• **STATED GOAL**
Every line of the material that follows must be printed again exactly.

-- SUPPLIED MATERIAL start --

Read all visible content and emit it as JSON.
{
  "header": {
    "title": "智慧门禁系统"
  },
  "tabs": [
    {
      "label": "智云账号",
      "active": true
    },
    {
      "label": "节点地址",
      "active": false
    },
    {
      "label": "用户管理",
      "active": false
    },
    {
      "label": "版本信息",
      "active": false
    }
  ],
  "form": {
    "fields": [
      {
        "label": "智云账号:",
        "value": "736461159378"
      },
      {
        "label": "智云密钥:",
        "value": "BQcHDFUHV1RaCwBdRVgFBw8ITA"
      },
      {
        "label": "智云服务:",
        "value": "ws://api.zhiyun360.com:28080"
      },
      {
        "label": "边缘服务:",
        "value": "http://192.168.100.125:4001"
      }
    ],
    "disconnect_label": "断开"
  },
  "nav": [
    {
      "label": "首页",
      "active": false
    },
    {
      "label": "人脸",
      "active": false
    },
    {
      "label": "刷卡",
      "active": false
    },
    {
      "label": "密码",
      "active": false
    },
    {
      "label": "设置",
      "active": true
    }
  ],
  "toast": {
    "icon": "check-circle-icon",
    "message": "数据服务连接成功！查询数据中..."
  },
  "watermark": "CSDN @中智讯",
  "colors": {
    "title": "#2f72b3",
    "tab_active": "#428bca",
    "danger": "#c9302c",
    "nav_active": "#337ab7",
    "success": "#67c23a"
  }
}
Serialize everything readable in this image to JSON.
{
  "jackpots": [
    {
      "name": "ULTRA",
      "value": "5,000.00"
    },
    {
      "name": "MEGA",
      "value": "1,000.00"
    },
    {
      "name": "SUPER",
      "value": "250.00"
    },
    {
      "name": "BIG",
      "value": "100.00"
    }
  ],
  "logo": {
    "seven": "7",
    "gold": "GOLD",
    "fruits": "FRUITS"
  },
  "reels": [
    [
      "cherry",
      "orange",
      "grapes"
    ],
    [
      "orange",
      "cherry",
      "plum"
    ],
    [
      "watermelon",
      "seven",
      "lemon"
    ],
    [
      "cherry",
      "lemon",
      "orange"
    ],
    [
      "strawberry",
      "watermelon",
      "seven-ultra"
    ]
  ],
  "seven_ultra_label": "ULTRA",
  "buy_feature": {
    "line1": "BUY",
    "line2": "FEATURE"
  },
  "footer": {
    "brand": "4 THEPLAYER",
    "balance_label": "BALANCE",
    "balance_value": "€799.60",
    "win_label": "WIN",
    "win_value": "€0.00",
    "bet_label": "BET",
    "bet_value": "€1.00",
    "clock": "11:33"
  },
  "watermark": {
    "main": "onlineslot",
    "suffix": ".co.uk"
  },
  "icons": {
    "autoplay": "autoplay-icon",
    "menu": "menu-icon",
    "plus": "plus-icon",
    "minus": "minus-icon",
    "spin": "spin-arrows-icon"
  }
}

-- SUPPLIED MATERIAL end --

• **RESULT OF THE TASK**
Read all visible content and emit it as JSON.
{
  "header": {
    "title": "智慧门禁系统"
  },
  "tabs": [
    {
      "label": "智云账号",
      "active": true
    },
    {
      "label": "节点地址",
      "active": false
    },
    {
      "label": "用户管理",
      "active": false
    },
    {
      "label": "版本信息",
      "active": false
    }
  ],
  "form": {
    "fields": [
      {
        "label": "智云账号:",
        "value": "736461159378"
      },
      {
        "label": "智云密钥:",
        "value": "BQcHDFUHV1RaCwBdRVgFBw8ITA"
      },
      {
        "label": "智云服务:",
        "value": "ws://api.zhiyun360.com:28080"
      },
      {
        "label": "边缘服务:",
        "value": "http://192.168.100.125:4001"
      }
    ],
    "disconnect_label": "断开"
  },
  "nav": [
    {
      "label": "首页",
      "active": false
    },
    {
      "label": "人脸",
      "active": false
    },
    {
      "label": "刷卡",
      "active": false
    },
    {
      "label": "密码",
      "active": false
    },
    {
      "label": "设置",
      "active": true
    }
  ],
  "toast": {
    "icon": "check-circle-icon",
    "message": "数据服务连接成功！查询数据中..."
  },
  "watermark": "CSDN @中智讯",
  "colors": {
    "title": "#2f72b3",
    "tab_active": "#428bca",
    "danger": "#c9302c",
    "nav_active": "#337ab7",
    "success": "#67c23a"
  }
}
Serialize everything readable in this image to JSON.
{
  "jackpots": [
    {
      "name": "ULTRA",
      "value": "5,000.00"
    },
    {
      "name": "MEGA",
      "value": "1,000.00"
    },
    {
      "name": "SUPER",
      "value": "250.00"
    },
    {
      "name": "BIG",
      "value": "100.00"
    }
  ],
  "logo": {
    "seven": "7",
    "gold": "GOLD",
    "fruits": "FRUITS"
  },
  "reels": [
    [
      "cherry",
      "orange",
      "grapes"
    ],
    [
      "orange",
      "cherry",
      "plum"
    ],
    [
      "watermelon",
      "seven",
      "lemon"
    ],
    [
      "cherry",
      "lemon",
      "orange"
    ],
    [
      "strawberry",
      "watermelon",
      "seven-ultra"
    ]
  ],
  "seven_ultra_label": "ULTRA",
  "buy_feature": {
    "line1": "BUY",
    "line2": "FEATURE"
  },
  "footer": {
    "brand": "4 THEPLAYER",
    "balance_label": "BALANCE",
    "balance_value": "€799.60",
    "win_label": "WIN",
    "win_value": "€0.00",
    "bet_label": "BET",
    "bet_value": "€1.00",
    "clock": "11:33"
  },
  "watermark": {
    "main": "onlineslot",
    "suffix": ".co.uk"
  },
  "icons": {
    "autoplay": "autoplay-icon",
    "menu": "menu-icon",
    "plus": "plus-icon",
    "minus": "minus-icon",
    "spin": "spin-arrows-icon"
  }
}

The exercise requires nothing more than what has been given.